■ Collected data:
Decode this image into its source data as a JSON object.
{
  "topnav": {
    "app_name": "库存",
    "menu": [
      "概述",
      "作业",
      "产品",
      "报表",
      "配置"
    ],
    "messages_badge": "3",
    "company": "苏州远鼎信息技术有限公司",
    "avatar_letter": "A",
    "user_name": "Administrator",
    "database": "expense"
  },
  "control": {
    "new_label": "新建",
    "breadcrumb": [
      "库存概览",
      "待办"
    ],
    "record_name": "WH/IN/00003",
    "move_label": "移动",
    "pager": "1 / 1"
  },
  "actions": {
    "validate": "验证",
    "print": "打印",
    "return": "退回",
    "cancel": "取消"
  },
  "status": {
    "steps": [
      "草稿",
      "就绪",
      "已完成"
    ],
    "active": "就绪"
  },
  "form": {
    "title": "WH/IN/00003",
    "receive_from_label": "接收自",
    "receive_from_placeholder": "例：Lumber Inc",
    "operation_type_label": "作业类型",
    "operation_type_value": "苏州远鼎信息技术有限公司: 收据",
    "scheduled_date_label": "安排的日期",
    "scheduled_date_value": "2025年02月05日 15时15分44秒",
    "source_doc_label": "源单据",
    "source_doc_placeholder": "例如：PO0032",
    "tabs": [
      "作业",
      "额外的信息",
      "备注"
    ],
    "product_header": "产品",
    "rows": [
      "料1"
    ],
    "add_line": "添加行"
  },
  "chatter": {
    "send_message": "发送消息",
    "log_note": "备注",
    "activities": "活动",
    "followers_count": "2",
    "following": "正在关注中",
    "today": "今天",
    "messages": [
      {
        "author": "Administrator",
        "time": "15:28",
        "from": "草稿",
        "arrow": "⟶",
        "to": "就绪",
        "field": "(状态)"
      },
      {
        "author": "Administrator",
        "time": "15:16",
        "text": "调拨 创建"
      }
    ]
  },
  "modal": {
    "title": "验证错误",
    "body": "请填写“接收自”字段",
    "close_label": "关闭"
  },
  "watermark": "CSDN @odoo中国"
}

■ PROMPT:
Repeat the data above exactly.

■ RESPONSE:
Decode this image into its source data as a JSON object.
{
  "topnav": {
    "app_name": "库存",
    "menu": [
      "概述",
      "作业",
      "产品",
      "报表",
      "配置"
    ],
    "messages_badge": "3",
    "company": "苏州远鼎信息技术有限公司",
    "avatar_letter": "A",
    "user_name": "Administrator",
    "database": "expense"
  },
  "control": {
    "new_label": "新建",
    "breadcrumb": [
      "库存概览",
      "待办"
    ],
    "record_name": "WH/IN/00003",
    "move_label": "移动",
    "pager": "1 / 1"
  },
  "actions": {
    "validate": "验证",
    "print": "打印",
    "return": "退回",
    "cancel": "取消"
  },
  "status": {
    "steps": [
      "草稿",
      "就绪",
      "已完成"
    ],
    "active": "就绪"
  },
  "form": {
    "title": "WH/IN/00003",
    "receive_from_label": "接收自",
    "receive_from_placeholder": "例：Lumber Inc",
    "operation_type_label": "作业类型",
    "operation_type_value": "苏州远鼎信息技术有限公司: 收据",
    "scheduled_date_label": "安排的日期",
    "scheduled_date_value": "2025年02月05日 15时15分44秒",
    "source_doc_label": "源单据",
    "source_doc_placeholder": "例如：PO0032",
    "tabs": [
      "作业",
      "额外的信息",
      "备注"
    ],
    "product_header": "产品",
    "rows": [
      "料1"
    ],
    "add_line": "添加行"
  },
  "chatter": {
    "send_message": "发送消息",
    "log_note": "备注",
    "activities": "活动",
    "followers_count": "2",
    "following": "正在关注中",
    "today": "今天",
    "messages": [
      {
        "author": "Administrator",
        "time": "15:28",
        "from": "草稿",
        "arrow": "⟶",
        "to": "就绪",
        "field": "(状态)"
      },
      {
        "author": "Administrator",
        "time": "15:16",
        "text": "调拨 创建"
      }
    ]
  },
  "modal": {
    "title": "验证错误",
    "body": "请填写“接收自”字段",
    "close_label": "关闭"
  },
  "watermark": "CSDN @odoo中国"
}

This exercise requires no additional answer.